* [Task directions] Every line must be returned precisely as it is written.

>> Begin Dataset content

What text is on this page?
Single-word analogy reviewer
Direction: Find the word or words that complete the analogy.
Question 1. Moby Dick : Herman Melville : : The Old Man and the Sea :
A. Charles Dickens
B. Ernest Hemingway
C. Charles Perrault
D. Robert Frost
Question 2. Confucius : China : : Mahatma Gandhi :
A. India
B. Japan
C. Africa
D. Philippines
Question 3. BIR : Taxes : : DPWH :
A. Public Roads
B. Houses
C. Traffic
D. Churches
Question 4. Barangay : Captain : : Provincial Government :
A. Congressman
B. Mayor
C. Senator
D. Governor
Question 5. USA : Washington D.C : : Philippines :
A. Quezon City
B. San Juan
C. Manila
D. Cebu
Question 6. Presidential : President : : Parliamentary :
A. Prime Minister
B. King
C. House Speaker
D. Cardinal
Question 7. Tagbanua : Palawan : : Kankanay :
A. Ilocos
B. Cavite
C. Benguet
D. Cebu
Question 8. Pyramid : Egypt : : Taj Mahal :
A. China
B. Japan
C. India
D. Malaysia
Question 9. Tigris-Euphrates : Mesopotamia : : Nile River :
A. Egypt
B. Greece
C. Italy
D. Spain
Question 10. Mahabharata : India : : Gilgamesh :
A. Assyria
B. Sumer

>> End Dataset content

* [Solution]
What text is on this page?
Single-word analogy reviewer
Direction: Find the word or words that complete the analogy.
Question 1. Moby Dick : Herman Melville : : The Old Man and the Sea :
A. Charles Dickens
B. Ernest Hemingway
C. Charles Perrault
D. Robert Frost
Question 2. Confucius : China : : Mahatma Gandhi :
A. India
B. Japan
C. Africa
D. Philippines
Question 3. BIR : Taxes : : DPWH :
A. Public Roads
B. Houses
C. Traffic
D. Churches
Question 4. Barangay : Captain : : Provincial Government :
A. Congressman
B. Mayor
C. Senator
D. Governor
Question 5. USA : Washington D.C : : Philippines :
A. Quezon City
B. San Juan
C. Manila
D. Cebu
Question 6. Presidential : President : : Parliamentary :
A. Prime Minister
B. King
C. House Speaker
D. Cardinal
Question 7. Tagbanua : Palawan : : Kankanay :
A. Ilocos
B. Cavite
C. Benguet
D. Cebu
Question 8. Pyramid : Egypt : : Taj Mahal :
A. China
B. Japan
C. India
D. Malaysia
Question 9. Tigris-Euphrates : Mesopotamia : : Nile River :
A. Egypt
B. Greece
C. Italy
D. Spain
Question 10. Mahabharata : India : : Gilgamesh :
A. Assyria
B. Sumer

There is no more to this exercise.